• УСЛОВИЯ ЗАДАНИЯ
[a] Сколько лет было Владимиру Богомолову, когда он на самом деле ушел на фронт, согласно статье о нем?
[b] Замените «капитаном» на «майором» в отрывке статьи о Владимире Богомолове от «Биография Владимира Богомолова» до «и другие придумки.» и приведите получившийся отрывок целиком.
[c] Продолжите статью о Владимире Богомолове с того места, на котором заканчивается приведенный фрагмент.

• СТРАНИЦА
На 2024 год пришлось сразу несколько столетних юбилеев со дня рождения писателей, принадлежавших к военному поколению: Юрия Бондарева, Булата Окуджавы, Бориса Васильева, Василя Быкова… Очень разные как художники, они сходились в одном: пытались, каждый на свой лад, передать литературными средствами страшный опыт, полученный на полях Великой Отечественной. В их ряду стоит и имя Владимира Богомолова. О его жизненном пути и о написанных им книгах читайте в материале Алексея Деревянкина.

Все мы начиная с 24 февраля 2022 года оказались перед лицом наступающего варварства, насилия и лжи. В этой ситуации чрезвычайно важно сохранить хотя бы остатки культуры и поддержать ценности гуманизма — в том числе ради будущего России. Поэтому редакция «Горького» продолжит говорить о книгах, напоминая нашим читателям, что в мире остается место мысли и вымыслу.

Биография Владимира Богомолова — фронтовика, военного контрразведчика — окружена легендами. Еще в годы перестройки начали раздаваться голоса: мол, в СМЕРШе он никогда не служил; уже в 2000-е, после смерти писателя, высказывались мнения, что на фронте он и вовсе не был, а всю свою военную биографию выдумал. Пожалуй, Богомолов и сам поспособствовал столь недоверчивому к себе отношению: его рассказы о собственной биографии нередко грешили вымыслом. Писатель зачем-то выдумал, что ушел на фронт в 15 лет (на самом деле — в 17), что закончил войну капитаном (в действительности — лейтенантом)... Были и другие придумки.

• ИСХОДНЫЕ ДАННЫЕ
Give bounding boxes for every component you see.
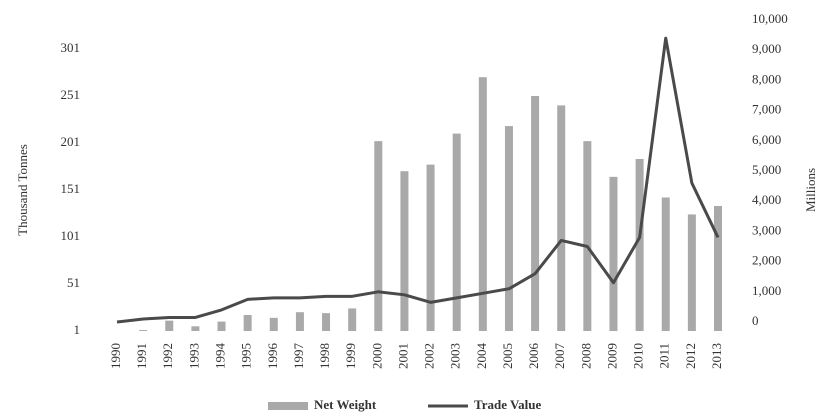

• ПИСЬМЕННЫЕ ОТВЕТЫ
[a] Семнадцать лет.

[b]
Биография Владимира Богомолова — фронтовика, военного контрразведчика — окружена легендами. Еще в годы перестройки начали раздаваться голоса: мол, в СМЕРШе он никогда не служил; уже в 2000-е, после смерти писателя, высказывались мнения, что на фронте он и вовсе не был, а всю свою военную биографию выдумал. Пожалуй, Богомолов и сам поспособствовал столь недоверчивому к себе отношению: его рассказы о собственной биографии нередко грешили вымыслом. Писатель зачем-то выдумал, что ушел на фронт в 15 лет (на самом деле — в 17), что закончил войну майором (в действительности — лейтенантом)... Были и другие придумки.

[c]
Почему, зачем — сейчас уже едва ли можно разобраться. Но то, что Богомолов воевал, — точно: в последние годы исследователи разыскали документы, позволяющие (хотя и не без лакун) восстановить его военную биографию. С лета 1941 года он был курсантом школы младших командиров, осенью его направили на фронт. После ранения долго лечился в госпитале; с конца 1943 года служил в разведке, а в 1944-м перешел в военную контрразведку — СМЕРШ. После войны был переведен на Дальний Восток, в 1948-м — на Западную Украину, где боролся с бандеровцами, и еще через год комиссован по состоянию здоровья. После этого Богомолов окончил десятилетку (его довоенное образование ограничивалось восемью классами) и, намереваясь стать писателем, поступил на филфак МГУ — который, впрочем, в начале второго курса бросил, посчитав получаемое образование бесполезным для своей будущей профессии.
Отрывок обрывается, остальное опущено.